> To be done
Transcribe all the entries word for word, but omit the images.

=== Supplied material ===

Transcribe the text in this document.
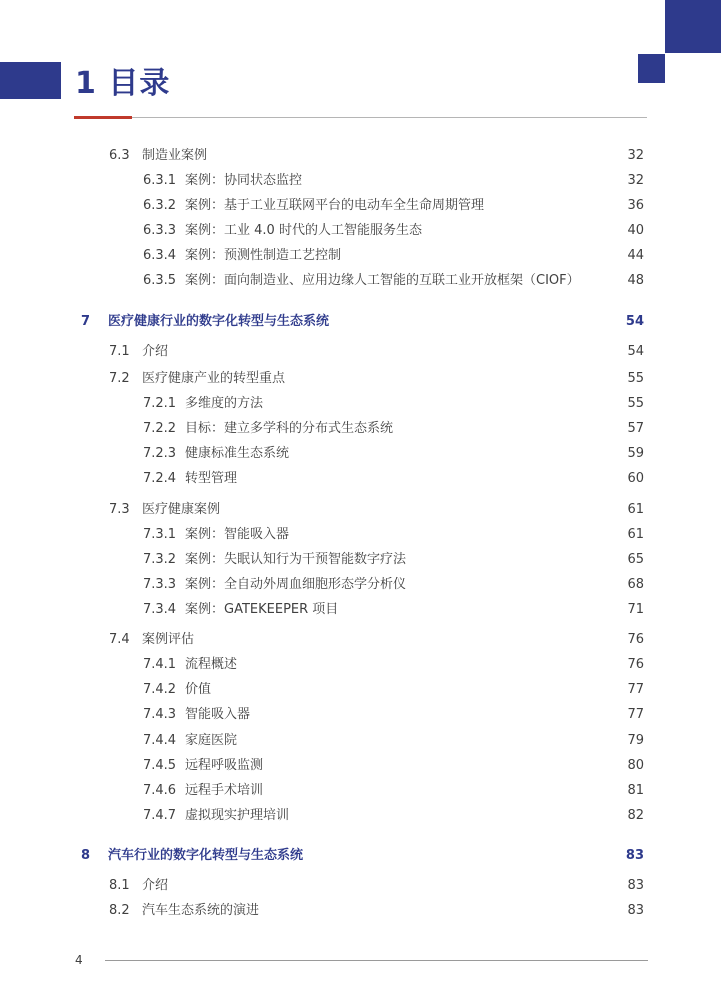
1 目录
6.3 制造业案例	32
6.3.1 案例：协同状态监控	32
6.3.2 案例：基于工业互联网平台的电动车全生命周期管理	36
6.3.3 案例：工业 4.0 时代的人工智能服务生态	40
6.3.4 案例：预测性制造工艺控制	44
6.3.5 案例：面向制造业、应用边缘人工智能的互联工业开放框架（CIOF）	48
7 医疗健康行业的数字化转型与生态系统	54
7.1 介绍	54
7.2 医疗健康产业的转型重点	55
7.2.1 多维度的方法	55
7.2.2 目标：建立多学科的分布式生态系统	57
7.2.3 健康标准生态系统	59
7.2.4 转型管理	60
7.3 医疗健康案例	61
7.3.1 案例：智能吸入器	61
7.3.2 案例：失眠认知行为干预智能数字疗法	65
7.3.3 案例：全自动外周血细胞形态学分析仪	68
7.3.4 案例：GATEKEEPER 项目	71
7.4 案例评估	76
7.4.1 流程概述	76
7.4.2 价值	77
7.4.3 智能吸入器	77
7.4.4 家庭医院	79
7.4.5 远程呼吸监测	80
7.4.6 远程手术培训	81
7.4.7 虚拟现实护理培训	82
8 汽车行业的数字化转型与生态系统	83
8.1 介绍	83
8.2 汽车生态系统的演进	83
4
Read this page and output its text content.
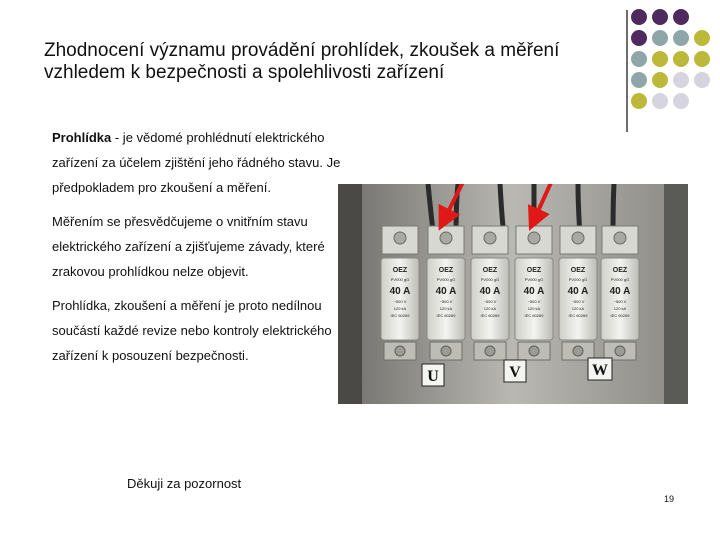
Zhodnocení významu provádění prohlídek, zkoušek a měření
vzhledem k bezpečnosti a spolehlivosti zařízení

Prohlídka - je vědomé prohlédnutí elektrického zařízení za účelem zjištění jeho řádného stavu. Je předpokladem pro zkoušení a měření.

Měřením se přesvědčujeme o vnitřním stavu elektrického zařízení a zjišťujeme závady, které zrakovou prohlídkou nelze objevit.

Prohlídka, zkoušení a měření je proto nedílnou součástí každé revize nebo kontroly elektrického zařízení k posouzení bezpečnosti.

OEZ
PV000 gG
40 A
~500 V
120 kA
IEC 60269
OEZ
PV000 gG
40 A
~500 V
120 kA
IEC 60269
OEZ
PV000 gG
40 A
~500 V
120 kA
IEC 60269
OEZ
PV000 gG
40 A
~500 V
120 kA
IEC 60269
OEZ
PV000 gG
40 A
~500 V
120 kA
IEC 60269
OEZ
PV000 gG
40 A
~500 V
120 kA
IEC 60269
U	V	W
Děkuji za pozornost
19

===

> Answer below
Transcribe the text in this document.
1 目录
6.3 制造业案例	32
6.3.1 案例：协同状态监控	32
6.3.2 案例：基于工业互联网平台的电动车全生命周期管理	36
6.3.3 案例：工业 4.0 时代的人工智能服务生态	40
6.3.4 案例：预测性制造工艺控制	44
6.3.5 案例：面向制造业、应用边缘人工智能的互联工业开放框架（CIOF）	48
7 医疗健康行业的数字化转型与生态系统	54
7.1 介绍	54
7.2 医疗健康产业的转型重点	55
7.2.1 多维度的方法	55
7.2.2 目标：建立多学科的分布式生态系统	57
7.2.3 健康标准生态系统	59
7.2.4 转型管理	60
7.3 医疗健康案例	61
7.3.1 案例：智能吸入器	61
7.3.2 案例：失眠认知行为干预智能数字疗法	65
7.3.3 案例：全自动外周血细胞形态学分析仪	68
7.3.4 案例：GATEKEEPER 项目	71
7.4 案例评估	76
7.4.1 流程概述	76
7.4.2 价值	77
7.4.3 智能吸入器	77
7.4.4 家庭医院	79
7.4.5 远程呼吸监测	80
7.4.6 远程手术培训	81
7.4.7 虚拟现实护理培训	82
8 汽车行业的数字化转型与生态系统	83
8.1 介绍	83
8.2 汽车生态系统的演进	83
4
Read this page and output its text content.
Zhodnocení významu provádění prohlídek, zkoušek a měření
vzhledem k bezpečnosti a spolehlivosti zařízení

Prohlídka - je vědomé prohlédnutí elektrického zařízení za účelem zjištění jeho řádného stavu. Je předpokladem pro zkoušení a měření.

Měřením se přesvědčujeme o vnitřním stavu elektrického zařízení a zjišťujeme závady, které zrakovou prohlídkou nelze objevit.

Prohlídka, zkoušení a měření je proto nedílnou součástí každé revize nebo kontroly elektrického zařízení k posouzení bezpečnosti.

OEZ
PV000 gG
40 A
~500 V
120 kA
IEC 60269
OEZ
PV000 gG
40 A
~500 V
120 kA
IEC 60269
OEZ
PV000 gG
40 A
~500 V
120 kA
IEC 60269
OEZ
PV000 gG
40 A
~500 V
120 kA
IEC 60269
OEZ
PV000 gG
40 A
~500 V
120 kA
IEC 60269
OEZ
PV000 gG
40 A
~500 V
120 kA
IEC 60269
U	V	W
Děkuji za pozornost
19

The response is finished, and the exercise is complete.